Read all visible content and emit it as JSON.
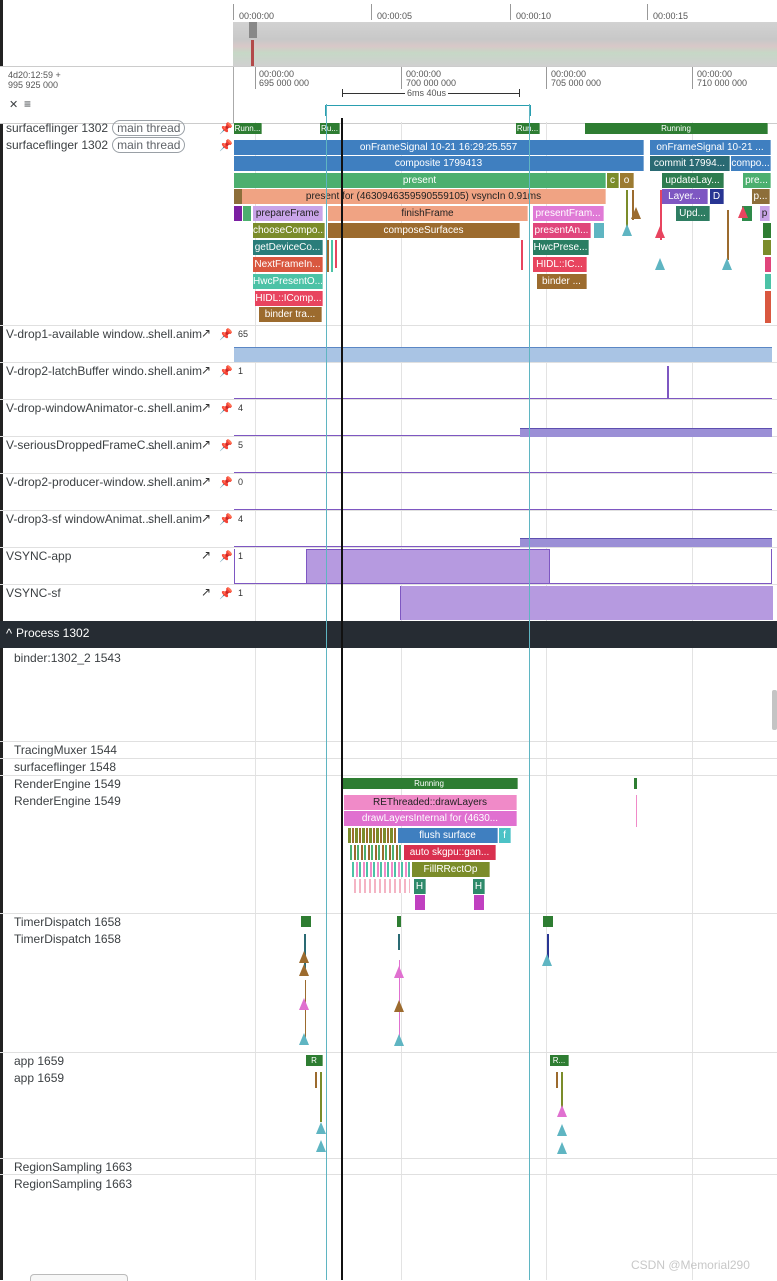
{
  "overview": {
    "ticks": [
      "00:00:00",
      "00:00:05",
      "00:00:10",
      "00:00:15"
    ]
  },
  "timeaxis": {
    "offset_line1": "4d20:12:59  +",
    "offset_line2": "995 925 000",
    "ticks": [
      {
        "top": "00:00:00",
        "bottom": "695 000 000"
      },
      {
        "top": "00:00:00",
        "bottom": "700 000 000"
      },
      {
        "top": "00:00:00",
        "bottom": "705 000 000"
      },
      {
        "top": "00:00:00",
        "bottom": "710 000 000"
      }
    ],
    "span_label": "6ms 40us"
  },
  "sf_tracks": {
    "name1": "surfaceflinger 1302",
    "name2": "surfaceflinger 1302",
    "pill": "main thread"
  },
  "sf_states": [
    {
      "label": "Runn..."
    },
    {
      "label": "Ru..."
    },
    {
      "label": "Run..."
    },
    {
      "label": "Running"
    }
  ],
  "sf_slices": [
    {
      "label": "onFrameSignal 10-21 16:29:25.557",
      "color": "#3f7fc0"
    },
    {
      "label": "onFrameSignal 10-21 ...",
      "color": "#3f7fc0"
    },
    {
      "label": "composite 1799413",
      "color": "#3f7fc0"
    },
    {
      "label": "commit 17994...",
      "color": "#2a6a73"
    },
    {
      "label": "compo...",
      "color": "#3f7fc0"
    },
    {
      "label": "present",
      "color": "#4caf6f"
    },
    {
      "label": "c",
      "color": "#7b8c2a"
    },
    {
      "label": "o",
      "color": "#9c7b32"
    },
    {
      "label": "updateLay...",
      "color": "#2e7d4f"
    },
    {
      "label": "pre...",
      "color": "#4caf6f"
    },
    {
      "label": "present for  (4630946359590559105) vsyncIn 0.91ms",
      "color": "#f0a383"
    },
    {
      "label": "Layer...",
      "color": "#7e57c2"
    },
    {
      "label": "D",
      "color": "#283593"
    },
    {
      "label": "p...",
      "color": "#8d6e3a"
    },
    {
      "label": "prepareFrame",
      "color": "#c9a4e8"
    },
    {
      "label": "finishFrame",
      "color": "#f0a383"
    },
    {
      "label": "presentFram...",
      "color": "#e07ad6"
    },
    {
      "label": "Upd...",
      "color": "#2e7d62"
    },
    {
      "label": "p",
      "color": "#c9a4e8"
    },
    {
      "label": "chooseCompo...",
      "color": "#7b8c2a"
    },
    {
      "label": "composeSurfaces",
      "color": "#9c6b2e"
    },
    {
      "label": "presentAn...",
      "color": "#e0457b"
    },
    {
      "label": "getDeviceCo...",
      "color": "#2a7d7a"
    },
    {
      "label": "HwcPrese...",
      "color": "#2a7d62"
    },
    {
      "label": "NextFrameIn...",
      "color": "#d9573f"
    },
    {
      "label": "HIDL::IC...",
      "color": "#e8445f"
    },
    {
      "label": "HwcPresentO...",
      "color": "#4cc2a6"
    },
    {
      "label": "binder ...",
      "color": "#9c6b2e"
    },
    {
      "label": "HIDL::IComp...",
      "color": "#e8445f"
    },
    {
      "label": "binder tra...",
      "color": "#9c6b2e"
    }
  ],
  "counters": [
    {
      "name": "V-drop1-available window...",
      "process": "shell.anim",
      "value": "65"
    },
    {
      "name": "V-drop2-latchBuffer windo...",
      "process": "shell.anim",
      "value": "1"
    },
    {
      "name": "V-drop-windowAnimator-c...",
      "process": "shell.anim",
      "value": "4"
    },
    {
      "name": "V-seriousDroppedFrameC...",
      "process": "shell.anim",
      "value": "5"
    },
    {
      "name": "V-drop2-producer-window...",
      "process": "shell.anim",
      "value": "0"
    },
    {
      "name": "V-drop3-sf windowAnimat...",
      "process": "shell.anim",
      "value": "4"
    },
    {
      "name": "VSYNC-app",
      "process": "",
      "value": "1"
    },
    {
      "name": "VSYNC-sf",
      "process": "",
      "value": "1"
    }
  ],
  "process_header": {
    "caret": "^",
    "label": "Process 1302"
  },
  "threads": [
    {
      "label": "binder:1302_2 1543"
    },
    {
      "label": "TracingMuxer 1544"
    },
    {
      "label": "surfaceflinger 1548"
    },
    {
      "label": "RenderEngine 1549"
    },
    {
      "label": "RenderEngine 1549"
    },
    {
      "label": "TimerDispatch 1658"
    },
    {
      "label": "TimerDispatch 1658"
    },
    {
      "label": "app 1659"
    },
    {
      "label": "app 1659"
    },
    {
      "label": "RegionSampling 1663"
    },
    {
      "label": "RegionSampling 1663"
    }
  ],
  "re_state": {
    "label": "Running"
  },
  "re_slices": [
    {
      "label": "REThreaded::drawLayers",
      "color": "#f08ac8"
    },
    {
      "label": "drawLayersInternal for  (4630...",
      "color": "#e070d0"
    },
    {
      "label": "flush surface",
      "color": "#3f7fc0"
    },
    {
      "label": "f",
      "color": "#4cc2c6"
    },
    {
      "label": "auto skgpu::gan...",
      "color": "#d9304f"
    },
    {
      "label": "FillRRectOp",
      "color": "#7b8c2a"
    },
    {
      "label": "H",
      "color": "#2e8a6a"
    },
    {
      "label": "H",
      "color": "#2e8a6a"
    }
  ],
  "app_states": [
    {
      "label": "R"
    },
    {
      "label": "R..."
    }
  ],
  "watermark": "CSDN @Memorial290"
}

# Exercise objective
Extract all lines containing the word "binder".

# Response to the task
      "label": "binder ...",
      "label": "binder tra...",
      "label": "binder:1302_2 1543"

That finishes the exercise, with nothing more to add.